* [TASK DESCRIPTION]
Collect all lines containing the word "JSON" from the data.

[Data items]
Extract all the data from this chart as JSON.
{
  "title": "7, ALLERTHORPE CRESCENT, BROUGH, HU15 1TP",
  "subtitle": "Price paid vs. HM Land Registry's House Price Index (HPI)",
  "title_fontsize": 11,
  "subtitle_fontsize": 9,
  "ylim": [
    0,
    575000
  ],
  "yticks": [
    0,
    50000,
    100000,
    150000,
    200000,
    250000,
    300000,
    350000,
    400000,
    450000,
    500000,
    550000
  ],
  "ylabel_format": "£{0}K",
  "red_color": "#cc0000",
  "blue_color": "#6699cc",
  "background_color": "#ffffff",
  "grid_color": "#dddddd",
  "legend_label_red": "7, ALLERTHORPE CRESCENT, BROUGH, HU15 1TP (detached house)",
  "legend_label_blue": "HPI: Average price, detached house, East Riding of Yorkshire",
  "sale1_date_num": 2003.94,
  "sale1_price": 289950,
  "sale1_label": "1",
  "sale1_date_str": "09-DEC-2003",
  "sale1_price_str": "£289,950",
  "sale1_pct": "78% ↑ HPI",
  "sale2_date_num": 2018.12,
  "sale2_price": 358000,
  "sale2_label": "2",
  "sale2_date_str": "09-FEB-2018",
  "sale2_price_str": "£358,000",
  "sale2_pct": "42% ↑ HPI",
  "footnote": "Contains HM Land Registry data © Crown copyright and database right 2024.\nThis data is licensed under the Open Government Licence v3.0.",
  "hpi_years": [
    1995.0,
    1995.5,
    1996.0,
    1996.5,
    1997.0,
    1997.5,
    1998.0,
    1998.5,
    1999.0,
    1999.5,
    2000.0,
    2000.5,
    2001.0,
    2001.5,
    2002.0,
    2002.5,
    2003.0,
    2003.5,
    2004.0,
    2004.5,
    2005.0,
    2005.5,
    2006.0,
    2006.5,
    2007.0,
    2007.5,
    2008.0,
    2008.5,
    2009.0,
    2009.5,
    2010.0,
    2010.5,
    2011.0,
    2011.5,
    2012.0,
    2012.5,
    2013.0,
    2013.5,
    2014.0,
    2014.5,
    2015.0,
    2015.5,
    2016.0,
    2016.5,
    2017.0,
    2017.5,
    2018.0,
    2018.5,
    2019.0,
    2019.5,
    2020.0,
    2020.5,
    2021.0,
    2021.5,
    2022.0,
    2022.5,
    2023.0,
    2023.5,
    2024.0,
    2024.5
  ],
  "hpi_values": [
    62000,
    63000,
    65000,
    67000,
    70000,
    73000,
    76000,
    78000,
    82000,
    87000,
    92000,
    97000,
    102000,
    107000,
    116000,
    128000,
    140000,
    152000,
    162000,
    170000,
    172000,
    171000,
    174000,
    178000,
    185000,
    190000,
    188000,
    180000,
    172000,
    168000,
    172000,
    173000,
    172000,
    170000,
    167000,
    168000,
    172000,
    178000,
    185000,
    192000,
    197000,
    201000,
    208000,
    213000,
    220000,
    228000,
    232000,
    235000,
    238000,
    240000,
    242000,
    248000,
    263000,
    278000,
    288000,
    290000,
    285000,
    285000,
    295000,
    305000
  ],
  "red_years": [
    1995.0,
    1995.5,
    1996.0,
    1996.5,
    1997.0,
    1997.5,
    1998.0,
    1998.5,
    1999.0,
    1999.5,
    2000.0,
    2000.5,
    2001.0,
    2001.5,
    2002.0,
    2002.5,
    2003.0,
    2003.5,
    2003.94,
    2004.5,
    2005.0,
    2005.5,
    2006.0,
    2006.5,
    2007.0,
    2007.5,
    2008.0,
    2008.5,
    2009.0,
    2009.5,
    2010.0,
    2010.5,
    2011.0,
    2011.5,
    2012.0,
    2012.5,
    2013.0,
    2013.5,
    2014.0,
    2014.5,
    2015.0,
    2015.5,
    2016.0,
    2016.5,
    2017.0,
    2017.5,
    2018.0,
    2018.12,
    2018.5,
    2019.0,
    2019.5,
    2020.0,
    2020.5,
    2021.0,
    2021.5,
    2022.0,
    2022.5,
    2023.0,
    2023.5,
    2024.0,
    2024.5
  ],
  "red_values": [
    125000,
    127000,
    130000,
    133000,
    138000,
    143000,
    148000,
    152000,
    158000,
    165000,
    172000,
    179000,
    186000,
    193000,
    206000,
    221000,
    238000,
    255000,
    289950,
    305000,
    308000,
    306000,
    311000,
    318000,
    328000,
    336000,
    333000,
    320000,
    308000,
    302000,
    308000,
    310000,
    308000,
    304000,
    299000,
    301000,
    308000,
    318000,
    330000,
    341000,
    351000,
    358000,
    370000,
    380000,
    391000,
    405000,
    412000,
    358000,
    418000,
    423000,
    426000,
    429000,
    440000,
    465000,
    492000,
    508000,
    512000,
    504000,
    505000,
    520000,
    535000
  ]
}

...

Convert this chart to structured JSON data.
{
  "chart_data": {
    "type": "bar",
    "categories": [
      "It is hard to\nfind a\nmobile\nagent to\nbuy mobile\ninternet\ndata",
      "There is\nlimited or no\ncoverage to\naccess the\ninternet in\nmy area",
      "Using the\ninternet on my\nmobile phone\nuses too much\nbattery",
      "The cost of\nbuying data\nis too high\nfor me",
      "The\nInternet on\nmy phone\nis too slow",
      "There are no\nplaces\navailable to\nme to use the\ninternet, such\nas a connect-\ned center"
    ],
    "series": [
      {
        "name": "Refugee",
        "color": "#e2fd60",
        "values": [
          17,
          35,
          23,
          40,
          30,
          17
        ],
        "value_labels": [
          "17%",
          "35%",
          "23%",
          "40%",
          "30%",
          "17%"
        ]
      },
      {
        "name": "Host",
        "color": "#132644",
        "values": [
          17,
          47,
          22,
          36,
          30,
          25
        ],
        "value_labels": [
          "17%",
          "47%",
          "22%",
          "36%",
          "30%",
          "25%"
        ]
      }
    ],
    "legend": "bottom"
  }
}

* [RESULT OF THE TASK]
Extract all the data from this chart as JSON.
Convert this chart to structured JSON data.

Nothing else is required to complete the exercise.